RECORDS PROVIDED →
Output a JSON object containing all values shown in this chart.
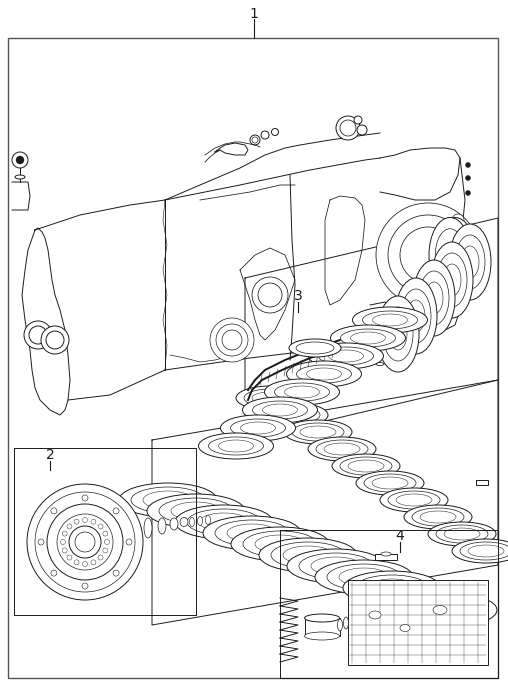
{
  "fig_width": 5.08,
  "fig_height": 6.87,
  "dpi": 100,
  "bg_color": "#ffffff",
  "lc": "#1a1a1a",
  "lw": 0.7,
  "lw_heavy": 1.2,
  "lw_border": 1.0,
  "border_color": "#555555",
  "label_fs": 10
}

EXERCISE INSTRUCTIONS →
Extract every line of the data exactly; pictures stay out.

TASK RESPONSE →
Output a JSON object containing all values shown in this chart.
{
  "fig_width": 5.08,
  "fig_height": 6.87,
  "dpi": 100,
  "bg_color": "#ffffff",
  "lc": "#1a1a1a",
  "lw": 0.7,
  "lw_heavy": 1.2,
  "lw_border": 1.0,
  "border_color": "#555555",
  "label_fs": 10
}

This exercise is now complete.